Begin Material supplied

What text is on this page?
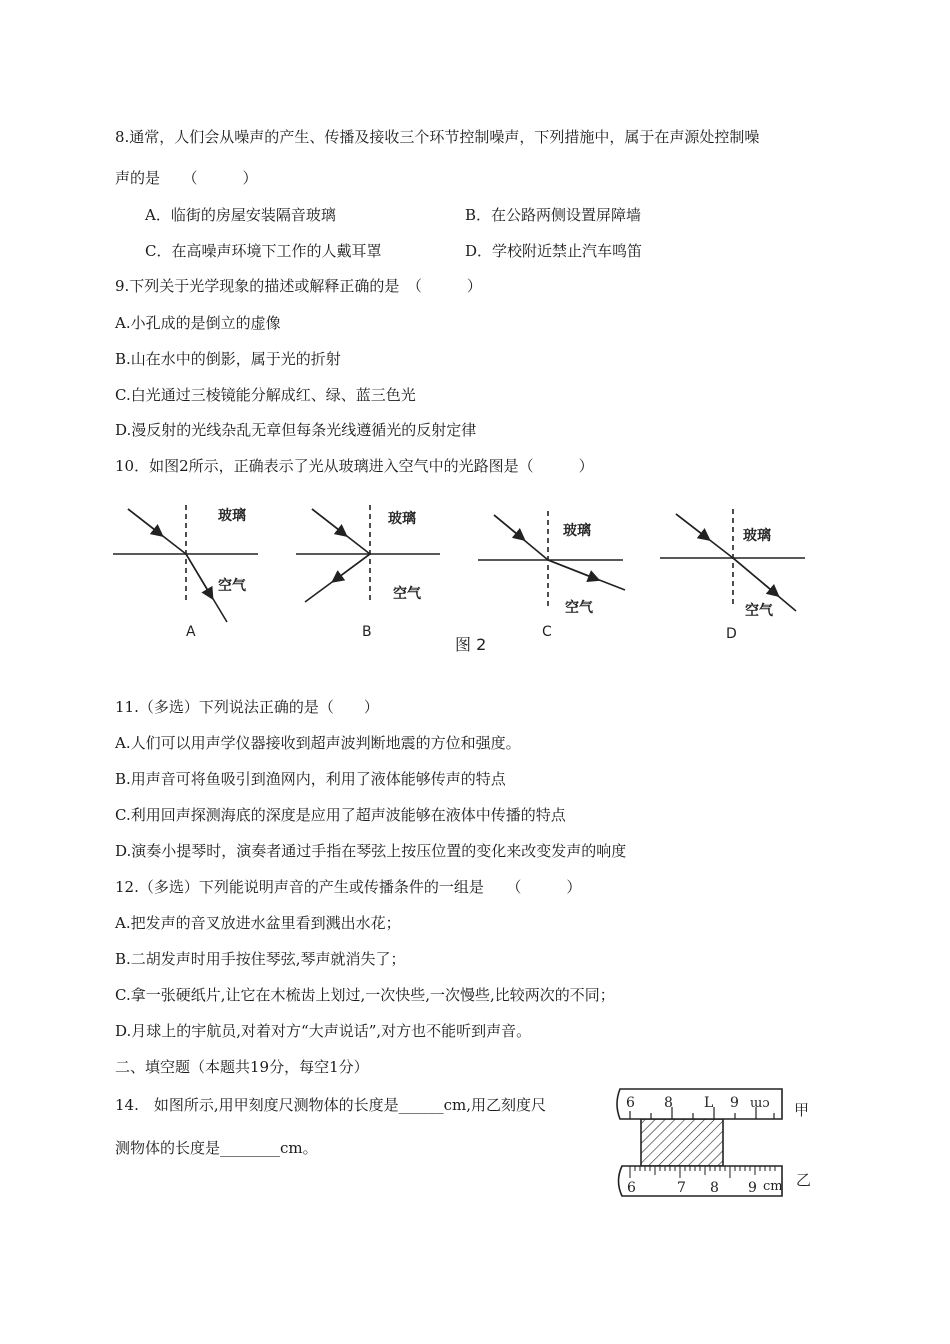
8.通常，人们会从噪声的产生、传播及接收三个环节控制噪声，下列措施中，属于在声源处控制噪
声的是　　（　　　）
A．临街的房屋安装隔音玻璃	B．在公路两侧设置屏障墙
C．在高噪声环境下工作的人戴耳罩	D．学校附近禁止汽车鸣笛
9.下列关于光学现象的描述或解释正确的是　（　　　）
A.小孔成的是倒立的虚像
B.山在水中的倒影，属于光的折射
C.白光通过三棱镜能分解成红、绿、蓝三色光
D.漫反射的光线杂乱无章但每条光线遵循光的反射定律
10．如图2所示，正确表示了光从玻璃进入空气中的光路图是（　　　）
玻璃
空气
玻璃
空气
玻璃
空气
玻璃
空气
A	B	C	D
图 2
11.（多选）下列说法正确的是（　　）
A.人们可以用声学仪器接收到超声波判断地震的方位和强度。
B.用声音可将鱼吸引到渔网内，利用了液体能够传声的特点
C.利用回声探测海底的深度是应用了超声波能够在液体中传播的特点
D.演奏小提琴时，演奏者通过手指在琴弦上按压位置的变化来改变发声的响度
12.（多选）下列能说明声音的产生或传播条件的一组是　　（　　　）
A.把发声的音叉放进水盆里看到溅出水花；
B.二胡发声时用手按住琴弦,琴声就消失了；
C.拿一张硬纸片,让它在木梳齿上划过,一次快些,一次慢些,比较两次的不同；
D.月球上的宇航员,对着对方“大声说话”,对方也不能听到声音。
二、填空题（本题共19分，每空1分）
14.　如图所示,用甲刻度尺测物体的长度是______cm,用乙刻度尺
测物体的长度是________cm。
6 8 L 9 ɯɔ
6	7 8 9 cm
甲
乙
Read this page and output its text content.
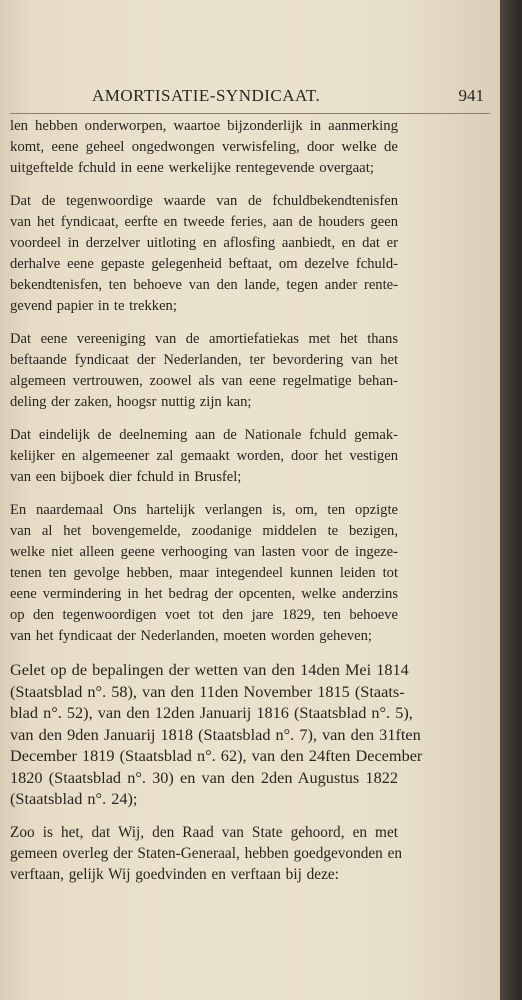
AMORTISATIE-SYNDICAAT.	941
len hebben onderworpen, waartoe bijzonderlijk in aanmerking
komt, eene geheel ongedwongen verwisfeling, door welke de
uitgeftelde fchuld in eene werkelijke rentegevende overgaat;
Dat de tegenwoordige waarde van de fchuldbekendtenisfen
van het fyndicaat, eerfte en tweede feries, aan de houders geen
voordeel in derzelver uitloting en aflosfing aanbiedt, en dat er
derhalve eene gepaste gelegenheid beftaat, om dezelve fchuld-
bekendtenisfen, ten behoeve van den lande, tegen ander rente-
gevend papier in te trekken;
Dat eene vereeniging van de amortiefatiekas met het thans
beftaande fyndicaat der Nederlanden, ter bevordering van het
algemeen vertrouwen, zoowel als van eene regelmatige behan-
deling der zaken, hoogsr nuttig zijn kan;
Dat eindelijk de deelneming aan de Nationale fchuld gemak-
kelijker en algemeener zal gemaakt worden, door het vestigen
van een bijboek dier fchuld in Brusfel;
En naardemaal Ons hartelijk verlangen is, om, ten opzigte
van al het bovengemelde, zoodanige middelen te bezigen,
welke niet alleen geene verhooging van lasten voor de ingeze-
tenen ten gevolge hebben, maar integendeel kunnen leiden tot
eene vermindering in het bedrag der opcenten, welke anderzins
op den tegenwoordigen voet tot den jare 1829, ten behoeve
van het fyndicaat der Nederlanden, moeten worden geheven;
Gelet op de bepalingen der wetten van den 14den Mei 1814
(Staatsblad n°. 58), van den 11den November 1815 (Staats-
blad n°. 52), van den 12den Januarij 1816 (Staatsblad n°. 5),
van den 9den Januarij 1818 (Staatsblad n°. 7), van den 31ften
December 1819 (Staatsblad n°. 62), van den 24ften December
1820 (Staatsblad n°. 30) en van den 2den Augustus 1822
(Staatsblad n°. 24);
Zoo is het, dat Wij, den Raad van State gehoord, en met
gemeen overleg der Staten-Generaal, hebben goedgevonden en
verftaan, gelijk Wij goedvinden en verftaan bij deze:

End Material supplied

Written task -> Report how many lines contain "hebben". Give nothing but the number.

Result -> 3